## Start MATERIAL FOR THIS EXERCISE
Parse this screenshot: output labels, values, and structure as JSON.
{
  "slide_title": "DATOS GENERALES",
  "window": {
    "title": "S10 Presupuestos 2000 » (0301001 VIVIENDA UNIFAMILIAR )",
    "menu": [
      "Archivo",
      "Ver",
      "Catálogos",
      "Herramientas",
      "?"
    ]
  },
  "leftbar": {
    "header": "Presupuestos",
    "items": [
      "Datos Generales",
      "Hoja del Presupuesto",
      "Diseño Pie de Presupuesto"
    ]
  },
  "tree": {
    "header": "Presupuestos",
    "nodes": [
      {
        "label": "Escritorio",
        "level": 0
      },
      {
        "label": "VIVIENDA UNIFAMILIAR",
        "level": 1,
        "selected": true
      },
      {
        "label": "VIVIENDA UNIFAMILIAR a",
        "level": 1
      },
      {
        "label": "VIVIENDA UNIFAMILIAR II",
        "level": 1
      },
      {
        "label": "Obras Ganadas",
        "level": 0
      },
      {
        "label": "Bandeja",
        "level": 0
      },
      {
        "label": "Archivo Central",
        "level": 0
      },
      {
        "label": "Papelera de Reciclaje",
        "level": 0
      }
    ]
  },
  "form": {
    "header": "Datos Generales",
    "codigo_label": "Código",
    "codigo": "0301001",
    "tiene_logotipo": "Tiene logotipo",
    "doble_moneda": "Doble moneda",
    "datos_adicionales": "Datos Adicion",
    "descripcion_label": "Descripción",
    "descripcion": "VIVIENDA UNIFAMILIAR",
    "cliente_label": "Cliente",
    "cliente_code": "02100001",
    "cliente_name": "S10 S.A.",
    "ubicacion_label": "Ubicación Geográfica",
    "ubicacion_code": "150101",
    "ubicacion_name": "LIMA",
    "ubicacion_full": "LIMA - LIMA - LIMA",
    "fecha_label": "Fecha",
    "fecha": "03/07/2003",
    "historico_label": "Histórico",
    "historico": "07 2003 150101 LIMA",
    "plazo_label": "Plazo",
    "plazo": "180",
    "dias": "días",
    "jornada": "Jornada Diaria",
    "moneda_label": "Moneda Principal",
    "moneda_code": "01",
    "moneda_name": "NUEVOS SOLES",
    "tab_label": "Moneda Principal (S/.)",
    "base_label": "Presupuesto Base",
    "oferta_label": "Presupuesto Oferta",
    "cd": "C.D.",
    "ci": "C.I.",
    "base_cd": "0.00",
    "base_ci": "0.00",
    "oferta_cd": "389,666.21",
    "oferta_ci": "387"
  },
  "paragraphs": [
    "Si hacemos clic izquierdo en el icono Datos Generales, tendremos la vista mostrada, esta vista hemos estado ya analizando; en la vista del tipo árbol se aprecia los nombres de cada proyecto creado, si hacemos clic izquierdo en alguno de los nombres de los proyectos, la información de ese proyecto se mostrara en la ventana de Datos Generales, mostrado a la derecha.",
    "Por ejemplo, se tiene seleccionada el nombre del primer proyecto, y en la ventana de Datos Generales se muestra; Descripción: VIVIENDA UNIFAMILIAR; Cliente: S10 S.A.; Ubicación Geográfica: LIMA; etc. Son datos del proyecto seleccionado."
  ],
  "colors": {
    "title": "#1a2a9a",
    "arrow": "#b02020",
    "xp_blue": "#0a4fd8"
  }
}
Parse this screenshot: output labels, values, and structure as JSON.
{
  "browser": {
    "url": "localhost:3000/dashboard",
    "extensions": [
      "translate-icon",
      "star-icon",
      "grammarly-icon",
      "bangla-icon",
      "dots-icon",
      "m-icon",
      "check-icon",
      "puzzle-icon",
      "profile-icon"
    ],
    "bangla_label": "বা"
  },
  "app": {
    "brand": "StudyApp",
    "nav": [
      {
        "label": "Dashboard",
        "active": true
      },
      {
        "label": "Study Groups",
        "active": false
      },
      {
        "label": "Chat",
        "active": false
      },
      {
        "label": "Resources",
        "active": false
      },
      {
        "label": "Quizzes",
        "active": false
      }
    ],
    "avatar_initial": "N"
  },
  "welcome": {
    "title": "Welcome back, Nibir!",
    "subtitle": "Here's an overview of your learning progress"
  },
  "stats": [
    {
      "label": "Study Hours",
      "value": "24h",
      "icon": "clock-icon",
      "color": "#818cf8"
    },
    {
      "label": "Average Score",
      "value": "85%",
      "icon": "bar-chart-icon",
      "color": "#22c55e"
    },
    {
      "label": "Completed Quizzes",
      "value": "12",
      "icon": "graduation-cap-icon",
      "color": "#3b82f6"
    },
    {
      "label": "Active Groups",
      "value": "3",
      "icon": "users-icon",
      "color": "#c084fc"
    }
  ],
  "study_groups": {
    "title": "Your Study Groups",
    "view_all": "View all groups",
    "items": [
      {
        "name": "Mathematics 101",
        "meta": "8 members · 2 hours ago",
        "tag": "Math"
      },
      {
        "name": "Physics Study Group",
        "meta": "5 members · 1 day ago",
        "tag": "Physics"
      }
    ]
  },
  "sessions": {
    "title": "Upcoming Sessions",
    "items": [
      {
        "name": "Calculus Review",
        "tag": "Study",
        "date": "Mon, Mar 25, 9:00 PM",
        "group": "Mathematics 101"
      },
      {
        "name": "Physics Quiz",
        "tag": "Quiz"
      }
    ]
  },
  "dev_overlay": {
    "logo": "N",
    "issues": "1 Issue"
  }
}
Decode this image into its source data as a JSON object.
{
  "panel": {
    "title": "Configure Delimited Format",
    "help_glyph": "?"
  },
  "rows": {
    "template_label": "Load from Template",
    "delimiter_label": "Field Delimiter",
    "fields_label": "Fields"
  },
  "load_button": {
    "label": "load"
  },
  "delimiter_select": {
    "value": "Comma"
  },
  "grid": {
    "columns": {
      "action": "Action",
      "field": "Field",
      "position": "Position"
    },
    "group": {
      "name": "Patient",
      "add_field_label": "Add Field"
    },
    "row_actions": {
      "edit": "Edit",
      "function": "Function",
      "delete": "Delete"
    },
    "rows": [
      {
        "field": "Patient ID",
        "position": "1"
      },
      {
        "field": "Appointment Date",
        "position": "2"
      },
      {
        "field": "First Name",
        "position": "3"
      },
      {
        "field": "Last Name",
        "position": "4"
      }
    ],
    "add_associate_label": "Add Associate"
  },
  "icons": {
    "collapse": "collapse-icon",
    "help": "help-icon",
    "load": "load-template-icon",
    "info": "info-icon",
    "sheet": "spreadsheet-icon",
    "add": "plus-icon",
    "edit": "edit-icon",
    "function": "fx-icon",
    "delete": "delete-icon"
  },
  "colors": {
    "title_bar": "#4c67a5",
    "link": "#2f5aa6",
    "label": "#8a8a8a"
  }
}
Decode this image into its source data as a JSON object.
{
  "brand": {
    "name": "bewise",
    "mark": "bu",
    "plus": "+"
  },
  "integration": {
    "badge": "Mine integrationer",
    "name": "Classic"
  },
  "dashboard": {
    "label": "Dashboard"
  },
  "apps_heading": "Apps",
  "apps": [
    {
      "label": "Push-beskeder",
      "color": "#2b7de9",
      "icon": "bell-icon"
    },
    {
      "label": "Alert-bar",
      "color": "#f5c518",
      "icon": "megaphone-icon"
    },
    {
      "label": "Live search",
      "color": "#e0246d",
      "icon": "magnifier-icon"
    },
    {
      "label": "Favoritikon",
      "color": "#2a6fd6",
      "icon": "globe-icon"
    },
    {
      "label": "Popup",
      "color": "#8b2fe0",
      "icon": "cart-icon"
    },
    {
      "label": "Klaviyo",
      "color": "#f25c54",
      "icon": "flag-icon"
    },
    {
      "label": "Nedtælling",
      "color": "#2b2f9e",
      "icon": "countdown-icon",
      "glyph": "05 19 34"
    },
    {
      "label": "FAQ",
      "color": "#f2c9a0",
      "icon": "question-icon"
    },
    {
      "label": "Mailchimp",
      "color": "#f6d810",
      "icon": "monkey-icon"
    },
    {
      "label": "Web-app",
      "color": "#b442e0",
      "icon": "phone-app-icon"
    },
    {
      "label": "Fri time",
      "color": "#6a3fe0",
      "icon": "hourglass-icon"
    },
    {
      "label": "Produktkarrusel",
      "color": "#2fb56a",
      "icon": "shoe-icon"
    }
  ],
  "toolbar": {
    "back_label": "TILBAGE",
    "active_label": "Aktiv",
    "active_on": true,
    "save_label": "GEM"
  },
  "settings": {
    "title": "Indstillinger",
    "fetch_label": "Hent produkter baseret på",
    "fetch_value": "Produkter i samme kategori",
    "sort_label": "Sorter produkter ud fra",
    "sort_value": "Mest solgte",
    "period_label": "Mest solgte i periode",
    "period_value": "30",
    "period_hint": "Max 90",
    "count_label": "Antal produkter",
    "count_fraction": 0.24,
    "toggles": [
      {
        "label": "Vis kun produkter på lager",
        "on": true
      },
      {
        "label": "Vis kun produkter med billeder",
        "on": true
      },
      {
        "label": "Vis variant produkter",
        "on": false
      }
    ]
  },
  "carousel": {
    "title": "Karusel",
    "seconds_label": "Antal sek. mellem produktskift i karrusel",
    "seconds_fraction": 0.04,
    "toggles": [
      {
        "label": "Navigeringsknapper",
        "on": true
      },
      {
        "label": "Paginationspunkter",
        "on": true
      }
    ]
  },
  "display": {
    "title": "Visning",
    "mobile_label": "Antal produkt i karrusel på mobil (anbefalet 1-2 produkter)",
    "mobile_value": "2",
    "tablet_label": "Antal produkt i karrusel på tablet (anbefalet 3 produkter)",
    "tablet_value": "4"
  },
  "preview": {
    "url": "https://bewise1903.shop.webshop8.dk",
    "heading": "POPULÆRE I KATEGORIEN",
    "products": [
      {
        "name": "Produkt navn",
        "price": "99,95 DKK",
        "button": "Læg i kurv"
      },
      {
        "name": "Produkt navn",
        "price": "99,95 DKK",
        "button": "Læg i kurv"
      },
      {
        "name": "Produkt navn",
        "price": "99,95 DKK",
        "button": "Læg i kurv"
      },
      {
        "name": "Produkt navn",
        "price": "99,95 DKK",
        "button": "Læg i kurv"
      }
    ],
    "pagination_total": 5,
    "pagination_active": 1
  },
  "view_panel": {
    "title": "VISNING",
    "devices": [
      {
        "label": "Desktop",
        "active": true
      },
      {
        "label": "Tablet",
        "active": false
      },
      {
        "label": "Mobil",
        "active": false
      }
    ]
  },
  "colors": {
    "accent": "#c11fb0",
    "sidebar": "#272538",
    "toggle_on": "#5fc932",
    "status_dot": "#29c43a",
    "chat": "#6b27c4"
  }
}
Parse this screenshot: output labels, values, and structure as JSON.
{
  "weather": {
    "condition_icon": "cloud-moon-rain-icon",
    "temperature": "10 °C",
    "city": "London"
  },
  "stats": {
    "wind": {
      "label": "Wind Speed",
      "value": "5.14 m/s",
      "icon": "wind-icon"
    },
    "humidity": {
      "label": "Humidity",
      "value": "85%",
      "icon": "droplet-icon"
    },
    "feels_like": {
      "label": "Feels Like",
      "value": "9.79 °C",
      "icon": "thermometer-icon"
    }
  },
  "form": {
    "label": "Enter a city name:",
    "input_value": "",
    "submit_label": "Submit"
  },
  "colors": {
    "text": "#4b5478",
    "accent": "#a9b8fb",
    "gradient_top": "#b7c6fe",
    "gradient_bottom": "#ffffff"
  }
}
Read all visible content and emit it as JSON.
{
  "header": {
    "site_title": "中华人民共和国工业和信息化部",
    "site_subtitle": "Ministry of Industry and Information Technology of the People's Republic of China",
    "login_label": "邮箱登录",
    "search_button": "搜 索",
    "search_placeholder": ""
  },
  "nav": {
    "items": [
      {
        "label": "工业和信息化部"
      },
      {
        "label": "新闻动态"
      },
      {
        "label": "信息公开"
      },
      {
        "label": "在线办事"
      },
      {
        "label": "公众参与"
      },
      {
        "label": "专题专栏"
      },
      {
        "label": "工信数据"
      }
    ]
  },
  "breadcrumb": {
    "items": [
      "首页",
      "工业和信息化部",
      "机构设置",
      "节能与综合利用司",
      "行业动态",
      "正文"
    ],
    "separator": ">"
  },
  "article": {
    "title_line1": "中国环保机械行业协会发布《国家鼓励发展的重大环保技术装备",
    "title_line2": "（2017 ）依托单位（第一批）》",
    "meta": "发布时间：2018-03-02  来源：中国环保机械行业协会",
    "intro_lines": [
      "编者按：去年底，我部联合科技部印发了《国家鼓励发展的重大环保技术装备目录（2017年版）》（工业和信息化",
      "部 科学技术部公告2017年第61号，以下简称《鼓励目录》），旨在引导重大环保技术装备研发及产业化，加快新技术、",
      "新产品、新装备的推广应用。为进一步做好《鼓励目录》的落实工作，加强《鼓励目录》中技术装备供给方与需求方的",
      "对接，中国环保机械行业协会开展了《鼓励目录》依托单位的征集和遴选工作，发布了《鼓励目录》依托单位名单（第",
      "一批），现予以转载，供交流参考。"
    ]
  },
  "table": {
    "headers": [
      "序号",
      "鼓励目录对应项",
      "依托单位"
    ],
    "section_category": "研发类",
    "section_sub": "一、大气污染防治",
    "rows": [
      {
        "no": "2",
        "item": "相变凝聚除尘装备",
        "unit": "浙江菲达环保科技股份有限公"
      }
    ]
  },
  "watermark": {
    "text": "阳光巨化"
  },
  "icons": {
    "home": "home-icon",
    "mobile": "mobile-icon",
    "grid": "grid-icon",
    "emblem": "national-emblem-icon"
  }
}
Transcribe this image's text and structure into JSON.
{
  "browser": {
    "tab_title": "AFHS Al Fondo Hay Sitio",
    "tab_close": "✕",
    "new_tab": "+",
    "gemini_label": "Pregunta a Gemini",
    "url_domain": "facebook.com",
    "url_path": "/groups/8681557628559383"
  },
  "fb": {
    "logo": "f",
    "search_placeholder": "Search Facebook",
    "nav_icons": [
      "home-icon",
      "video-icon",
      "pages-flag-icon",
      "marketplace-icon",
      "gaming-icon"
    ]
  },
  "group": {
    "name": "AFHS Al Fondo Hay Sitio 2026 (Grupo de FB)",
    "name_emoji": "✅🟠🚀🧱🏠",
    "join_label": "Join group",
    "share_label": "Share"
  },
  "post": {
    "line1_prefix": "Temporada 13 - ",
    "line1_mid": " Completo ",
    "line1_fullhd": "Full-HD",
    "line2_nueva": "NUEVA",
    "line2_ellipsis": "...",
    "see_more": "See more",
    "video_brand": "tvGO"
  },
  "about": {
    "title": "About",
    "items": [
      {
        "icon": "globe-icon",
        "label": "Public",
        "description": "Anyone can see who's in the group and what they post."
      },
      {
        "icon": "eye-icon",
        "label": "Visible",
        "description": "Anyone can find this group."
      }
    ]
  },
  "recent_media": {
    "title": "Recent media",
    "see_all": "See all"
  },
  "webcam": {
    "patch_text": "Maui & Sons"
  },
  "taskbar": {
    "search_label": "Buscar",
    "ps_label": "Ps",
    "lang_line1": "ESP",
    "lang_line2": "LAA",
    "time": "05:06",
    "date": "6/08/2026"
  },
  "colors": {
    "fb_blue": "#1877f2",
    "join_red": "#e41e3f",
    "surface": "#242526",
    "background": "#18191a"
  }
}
## End MATERIAL FOR THIS EXERCISE
Count how many lines above contain the word "AFHS". Reply with the number alone.

[OUTPUT OF THE TASK]: 2